* Start MATERIAL *

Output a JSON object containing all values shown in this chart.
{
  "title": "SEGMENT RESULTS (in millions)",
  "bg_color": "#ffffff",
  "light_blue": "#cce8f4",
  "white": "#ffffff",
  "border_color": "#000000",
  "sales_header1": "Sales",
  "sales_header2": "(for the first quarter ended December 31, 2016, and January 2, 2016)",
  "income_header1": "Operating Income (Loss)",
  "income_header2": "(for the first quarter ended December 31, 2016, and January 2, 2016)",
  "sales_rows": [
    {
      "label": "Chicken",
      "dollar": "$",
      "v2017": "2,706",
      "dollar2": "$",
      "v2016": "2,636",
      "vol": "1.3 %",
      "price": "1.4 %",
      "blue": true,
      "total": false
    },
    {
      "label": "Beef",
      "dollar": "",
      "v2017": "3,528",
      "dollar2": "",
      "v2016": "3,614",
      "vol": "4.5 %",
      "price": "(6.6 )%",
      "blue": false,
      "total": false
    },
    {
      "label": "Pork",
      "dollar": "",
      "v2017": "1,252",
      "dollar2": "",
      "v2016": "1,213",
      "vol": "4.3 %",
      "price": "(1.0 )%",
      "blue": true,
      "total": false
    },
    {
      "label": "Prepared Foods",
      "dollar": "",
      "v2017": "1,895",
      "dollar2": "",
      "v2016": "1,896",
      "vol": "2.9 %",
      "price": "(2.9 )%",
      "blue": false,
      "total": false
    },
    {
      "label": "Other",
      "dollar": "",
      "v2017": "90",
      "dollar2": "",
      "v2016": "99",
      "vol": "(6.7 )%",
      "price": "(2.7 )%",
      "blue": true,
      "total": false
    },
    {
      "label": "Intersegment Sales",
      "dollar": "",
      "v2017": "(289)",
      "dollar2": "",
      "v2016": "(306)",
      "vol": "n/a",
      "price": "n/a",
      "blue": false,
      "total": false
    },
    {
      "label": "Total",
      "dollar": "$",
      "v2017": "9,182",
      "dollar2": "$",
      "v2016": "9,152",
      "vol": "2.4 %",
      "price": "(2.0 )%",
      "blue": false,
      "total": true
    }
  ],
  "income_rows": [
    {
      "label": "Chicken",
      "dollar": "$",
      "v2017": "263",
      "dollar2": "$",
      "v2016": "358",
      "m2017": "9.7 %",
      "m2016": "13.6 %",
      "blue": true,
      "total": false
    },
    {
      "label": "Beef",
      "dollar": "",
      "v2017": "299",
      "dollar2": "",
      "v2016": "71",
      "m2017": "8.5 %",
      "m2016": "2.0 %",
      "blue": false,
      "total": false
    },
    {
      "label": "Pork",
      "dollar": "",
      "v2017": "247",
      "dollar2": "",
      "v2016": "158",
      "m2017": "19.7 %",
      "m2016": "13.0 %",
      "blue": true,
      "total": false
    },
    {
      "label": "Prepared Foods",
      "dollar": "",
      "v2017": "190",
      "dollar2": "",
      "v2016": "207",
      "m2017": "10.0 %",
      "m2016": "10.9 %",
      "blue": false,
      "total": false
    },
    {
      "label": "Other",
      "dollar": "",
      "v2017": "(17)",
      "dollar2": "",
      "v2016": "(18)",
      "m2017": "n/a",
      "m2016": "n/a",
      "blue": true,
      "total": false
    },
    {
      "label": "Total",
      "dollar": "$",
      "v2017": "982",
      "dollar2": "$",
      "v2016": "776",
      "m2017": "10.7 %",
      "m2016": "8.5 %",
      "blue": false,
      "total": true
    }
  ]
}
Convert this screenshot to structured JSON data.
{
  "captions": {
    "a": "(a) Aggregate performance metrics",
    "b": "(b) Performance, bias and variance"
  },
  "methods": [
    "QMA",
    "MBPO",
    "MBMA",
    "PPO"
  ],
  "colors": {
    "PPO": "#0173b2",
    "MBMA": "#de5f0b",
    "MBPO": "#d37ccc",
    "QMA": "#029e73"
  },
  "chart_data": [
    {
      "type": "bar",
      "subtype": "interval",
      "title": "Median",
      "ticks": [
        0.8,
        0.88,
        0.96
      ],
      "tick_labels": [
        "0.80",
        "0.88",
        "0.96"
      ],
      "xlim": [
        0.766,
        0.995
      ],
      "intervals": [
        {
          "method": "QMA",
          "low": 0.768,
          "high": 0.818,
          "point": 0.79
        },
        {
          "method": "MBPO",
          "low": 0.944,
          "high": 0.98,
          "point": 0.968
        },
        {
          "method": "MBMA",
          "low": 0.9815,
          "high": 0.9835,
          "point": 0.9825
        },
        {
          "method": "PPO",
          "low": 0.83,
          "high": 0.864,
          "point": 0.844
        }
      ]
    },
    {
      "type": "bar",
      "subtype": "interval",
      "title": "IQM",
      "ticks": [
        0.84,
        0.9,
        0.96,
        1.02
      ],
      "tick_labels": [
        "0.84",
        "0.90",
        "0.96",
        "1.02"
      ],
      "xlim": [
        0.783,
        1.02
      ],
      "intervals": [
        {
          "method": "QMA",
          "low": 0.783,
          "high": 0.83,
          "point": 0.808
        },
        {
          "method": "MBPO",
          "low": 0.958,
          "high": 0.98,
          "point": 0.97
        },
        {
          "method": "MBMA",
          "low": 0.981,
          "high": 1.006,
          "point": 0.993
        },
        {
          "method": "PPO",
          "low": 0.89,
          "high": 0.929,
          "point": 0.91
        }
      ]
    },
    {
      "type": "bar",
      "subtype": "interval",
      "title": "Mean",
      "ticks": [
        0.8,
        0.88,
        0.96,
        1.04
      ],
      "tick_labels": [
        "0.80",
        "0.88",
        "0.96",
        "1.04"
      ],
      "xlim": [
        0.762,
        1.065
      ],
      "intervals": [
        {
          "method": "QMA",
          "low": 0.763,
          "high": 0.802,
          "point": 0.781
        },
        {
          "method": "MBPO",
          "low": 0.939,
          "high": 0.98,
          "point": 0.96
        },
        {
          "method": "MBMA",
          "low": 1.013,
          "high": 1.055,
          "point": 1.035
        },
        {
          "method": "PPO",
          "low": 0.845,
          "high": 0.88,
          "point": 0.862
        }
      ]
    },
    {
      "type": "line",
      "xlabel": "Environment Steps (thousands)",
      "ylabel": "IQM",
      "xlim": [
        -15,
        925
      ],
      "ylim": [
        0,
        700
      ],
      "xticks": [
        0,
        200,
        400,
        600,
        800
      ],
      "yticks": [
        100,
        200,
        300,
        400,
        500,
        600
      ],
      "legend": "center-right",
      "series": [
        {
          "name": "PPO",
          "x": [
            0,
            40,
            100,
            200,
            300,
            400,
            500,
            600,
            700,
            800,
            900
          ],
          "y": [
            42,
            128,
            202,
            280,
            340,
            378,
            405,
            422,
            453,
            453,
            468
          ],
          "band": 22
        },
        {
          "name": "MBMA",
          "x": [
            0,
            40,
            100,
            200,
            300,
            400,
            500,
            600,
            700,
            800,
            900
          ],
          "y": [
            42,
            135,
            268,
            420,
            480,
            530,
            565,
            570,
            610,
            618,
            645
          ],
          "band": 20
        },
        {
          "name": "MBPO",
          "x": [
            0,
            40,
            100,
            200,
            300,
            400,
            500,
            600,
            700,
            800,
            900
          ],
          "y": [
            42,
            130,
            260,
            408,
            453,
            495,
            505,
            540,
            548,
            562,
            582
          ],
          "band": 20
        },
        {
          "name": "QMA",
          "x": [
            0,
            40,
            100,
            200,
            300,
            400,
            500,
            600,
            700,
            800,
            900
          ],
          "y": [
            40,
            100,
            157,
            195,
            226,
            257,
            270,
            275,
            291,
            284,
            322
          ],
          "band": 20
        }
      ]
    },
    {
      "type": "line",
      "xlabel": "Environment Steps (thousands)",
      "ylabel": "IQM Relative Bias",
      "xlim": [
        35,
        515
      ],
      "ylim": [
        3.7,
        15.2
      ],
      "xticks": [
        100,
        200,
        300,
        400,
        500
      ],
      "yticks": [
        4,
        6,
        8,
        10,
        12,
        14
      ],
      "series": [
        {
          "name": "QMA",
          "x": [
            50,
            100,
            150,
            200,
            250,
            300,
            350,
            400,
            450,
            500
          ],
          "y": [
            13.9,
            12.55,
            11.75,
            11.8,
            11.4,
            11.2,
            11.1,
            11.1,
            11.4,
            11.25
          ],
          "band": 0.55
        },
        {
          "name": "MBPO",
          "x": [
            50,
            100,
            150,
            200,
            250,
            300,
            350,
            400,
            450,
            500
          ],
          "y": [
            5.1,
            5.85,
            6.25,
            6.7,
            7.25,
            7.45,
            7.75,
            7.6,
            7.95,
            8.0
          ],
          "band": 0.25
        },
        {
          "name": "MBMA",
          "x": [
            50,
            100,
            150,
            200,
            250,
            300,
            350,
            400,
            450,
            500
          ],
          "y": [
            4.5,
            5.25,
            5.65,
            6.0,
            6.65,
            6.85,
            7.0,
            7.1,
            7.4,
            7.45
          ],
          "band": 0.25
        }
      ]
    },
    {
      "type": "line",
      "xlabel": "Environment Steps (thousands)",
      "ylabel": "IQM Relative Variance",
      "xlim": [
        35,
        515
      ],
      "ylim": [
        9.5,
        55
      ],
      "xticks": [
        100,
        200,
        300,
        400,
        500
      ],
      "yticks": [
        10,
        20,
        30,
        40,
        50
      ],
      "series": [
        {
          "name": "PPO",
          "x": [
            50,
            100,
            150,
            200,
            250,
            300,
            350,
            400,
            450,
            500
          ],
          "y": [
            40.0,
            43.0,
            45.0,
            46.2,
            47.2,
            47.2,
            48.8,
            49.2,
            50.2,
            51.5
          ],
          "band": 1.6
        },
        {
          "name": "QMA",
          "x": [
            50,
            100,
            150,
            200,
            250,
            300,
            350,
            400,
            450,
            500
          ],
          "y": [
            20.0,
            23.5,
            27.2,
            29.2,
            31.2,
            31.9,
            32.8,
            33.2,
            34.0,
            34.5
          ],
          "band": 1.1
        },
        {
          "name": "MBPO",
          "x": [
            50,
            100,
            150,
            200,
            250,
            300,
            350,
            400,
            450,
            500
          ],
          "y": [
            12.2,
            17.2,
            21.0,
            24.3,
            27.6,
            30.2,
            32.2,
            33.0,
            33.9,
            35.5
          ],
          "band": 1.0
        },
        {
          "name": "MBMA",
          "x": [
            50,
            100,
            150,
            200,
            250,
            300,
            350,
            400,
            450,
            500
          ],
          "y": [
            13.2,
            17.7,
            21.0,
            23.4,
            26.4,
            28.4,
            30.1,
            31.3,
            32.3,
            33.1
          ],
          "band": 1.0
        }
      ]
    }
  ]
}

* End MATERIAL *

Identify and extract each line of the listing that contains "price".

ANSWER FOR THE TASK:
      "price": "1.4 %",
      "price": "(6.6 )%",
      "price": "(1.0 )%",
      "price": "(2.9 )%",
      "price": "(2.7 )%",
      "price": "n/a",
      "price": "(2.0 )%",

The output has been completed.